Goal » Skip the pictures and extract all of the lines exactly as written.

Data in this exercise »
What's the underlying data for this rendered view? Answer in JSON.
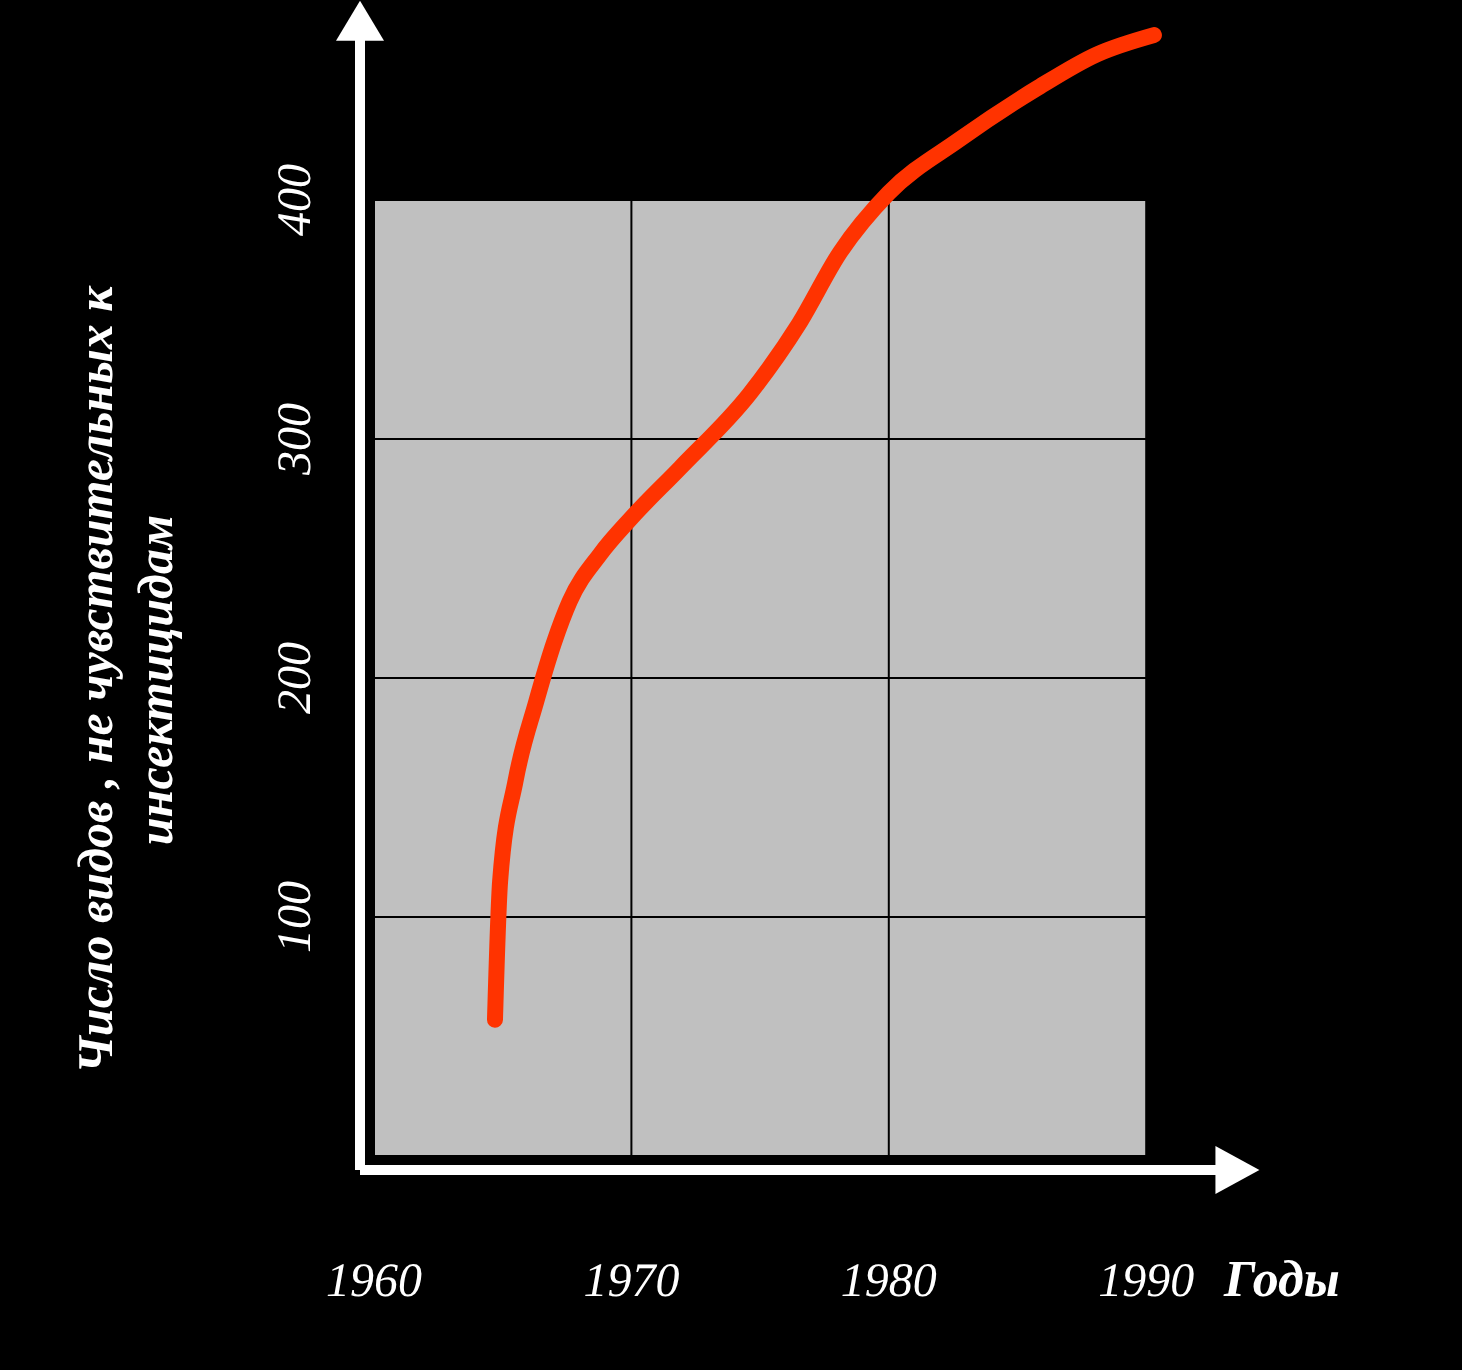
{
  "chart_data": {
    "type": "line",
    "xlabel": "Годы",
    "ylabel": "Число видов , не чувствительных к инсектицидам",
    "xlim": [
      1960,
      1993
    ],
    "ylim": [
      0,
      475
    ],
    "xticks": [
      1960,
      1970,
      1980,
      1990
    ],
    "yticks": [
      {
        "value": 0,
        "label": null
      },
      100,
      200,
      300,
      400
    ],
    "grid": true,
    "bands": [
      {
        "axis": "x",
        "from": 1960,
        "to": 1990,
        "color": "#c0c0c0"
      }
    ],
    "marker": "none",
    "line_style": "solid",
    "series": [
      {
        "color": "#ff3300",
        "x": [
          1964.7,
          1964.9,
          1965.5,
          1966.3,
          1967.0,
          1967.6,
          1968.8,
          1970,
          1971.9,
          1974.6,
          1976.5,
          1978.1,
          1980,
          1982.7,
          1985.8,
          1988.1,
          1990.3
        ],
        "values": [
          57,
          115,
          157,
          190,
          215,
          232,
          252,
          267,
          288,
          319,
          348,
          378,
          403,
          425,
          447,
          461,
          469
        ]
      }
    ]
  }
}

Output of the task »
What's the underlying data for this rendered view? Answer in JSON.
{
  "chart_data": {
    "type": "line",
    "xlabel": "Годы",
    "ylabel": "Число видов , не чувствительных к инсектицидам",
    "xlim": [
      1960,
      1993
    ],
    "ylim": [
      0,
      475
    ],
    "xticks": [
      1960,
      1970,
      1980,
      1990
    ],
    "yticks": [
      {
        "value": 0,
        "label": null
      },
      100,
      200,
      300,
      400
    ],
    "grid": true,
    "bands": [
      {
        "axis": "x",
        "from": 1960,
        "to": 1990,
        "color": "#c0c0c0"
      }
    ],
    "marker": "none",
    "line_style": "solid",
    "series": [
      {
        "color": "#ff3300",
        "x": [
          1964.7,
          1964.9,
          1965.5,
          1966.3,
          1967.0,
          1967.6,
          1968.8,
          1970,
          1971.9,
          1974.6,
          1976.5,
          1978.1,
          1980,
          1982.7,
          1985.8,
          1988.1,
          1990.3
        ],
        "values": [
          57,
          115,
          157,
          190,
          215,
          232,
          252,
          267,
          288,
          319,
          348,
          378,
          403,
          425,
          447,
          461,
          469
        ]
      }
    ]
  }
}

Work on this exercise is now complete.